* **What is needed**: Scan the records below. List lines holding "this".

(Dataset excerpts)
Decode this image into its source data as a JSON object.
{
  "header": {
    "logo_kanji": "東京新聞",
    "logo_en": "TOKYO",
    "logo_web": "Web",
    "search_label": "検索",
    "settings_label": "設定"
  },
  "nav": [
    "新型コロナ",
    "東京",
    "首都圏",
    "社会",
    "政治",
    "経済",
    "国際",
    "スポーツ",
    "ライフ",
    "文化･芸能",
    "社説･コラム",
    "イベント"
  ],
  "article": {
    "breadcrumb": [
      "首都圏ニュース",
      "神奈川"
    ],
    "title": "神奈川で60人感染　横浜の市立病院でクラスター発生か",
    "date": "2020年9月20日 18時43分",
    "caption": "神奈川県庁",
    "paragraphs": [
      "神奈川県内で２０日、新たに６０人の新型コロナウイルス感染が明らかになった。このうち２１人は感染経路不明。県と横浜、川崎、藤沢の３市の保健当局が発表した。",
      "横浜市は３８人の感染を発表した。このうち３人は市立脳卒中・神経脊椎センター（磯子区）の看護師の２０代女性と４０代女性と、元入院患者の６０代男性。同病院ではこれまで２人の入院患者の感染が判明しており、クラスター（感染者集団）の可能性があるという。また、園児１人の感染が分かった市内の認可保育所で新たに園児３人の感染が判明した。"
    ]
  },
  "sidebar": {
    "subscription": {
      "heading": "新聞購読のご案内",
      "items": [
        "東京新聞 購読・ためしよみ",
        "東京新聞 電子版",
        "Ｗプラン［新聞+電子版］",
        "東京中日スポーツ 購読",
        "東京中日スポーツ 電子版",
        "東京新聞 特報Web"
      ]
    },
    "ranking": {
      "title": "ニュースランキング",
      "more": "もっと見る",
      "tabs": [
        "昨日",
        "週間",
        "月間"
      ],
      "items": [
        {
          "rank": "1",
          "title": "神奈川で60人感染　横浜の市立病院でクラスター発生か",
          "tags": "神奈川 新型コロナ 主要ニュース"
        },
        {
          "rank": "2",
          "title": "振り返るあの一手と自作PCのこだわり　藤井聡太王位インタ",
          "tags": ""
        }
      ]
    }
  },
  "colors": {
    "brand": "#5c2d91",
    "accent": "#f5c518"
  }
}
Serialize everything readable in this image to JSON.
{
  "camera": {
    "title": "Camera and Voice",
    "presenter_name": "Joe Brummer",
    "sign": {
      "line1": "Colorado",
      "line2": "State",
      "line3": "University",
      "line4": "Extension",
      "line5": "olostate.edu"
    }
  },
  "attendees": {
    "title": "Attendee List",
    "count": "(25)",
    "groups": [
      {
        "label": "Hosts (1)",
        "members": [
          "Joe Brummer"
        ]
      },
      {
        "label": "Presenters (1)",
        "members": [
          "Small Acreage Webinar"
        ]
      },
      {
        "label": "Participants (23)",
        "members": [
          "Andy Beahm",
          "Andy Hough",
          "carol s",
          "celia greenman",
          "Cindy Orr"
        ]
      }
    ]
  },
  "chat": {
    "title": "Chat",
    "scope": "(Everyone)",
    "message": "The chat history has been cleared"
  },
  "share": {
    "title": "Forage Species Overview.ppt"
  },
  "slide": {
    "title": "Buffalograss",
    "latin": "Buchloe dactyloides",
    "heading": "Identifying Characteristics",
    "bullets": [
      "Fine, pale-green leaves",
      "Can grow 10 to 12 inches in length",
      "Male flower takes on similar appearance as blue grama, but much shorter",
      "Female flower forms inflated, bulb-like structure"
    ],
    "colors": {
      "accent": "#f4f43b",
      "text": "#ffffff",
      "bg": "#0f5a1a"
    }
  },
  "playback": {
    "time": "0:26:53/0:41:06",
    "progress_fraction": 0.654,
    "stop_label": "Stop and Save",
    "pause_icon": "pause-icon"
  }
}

* **Task answer**:
Decode this image into its source data as a JSON object.
Serialize everything readable in this image to JSON.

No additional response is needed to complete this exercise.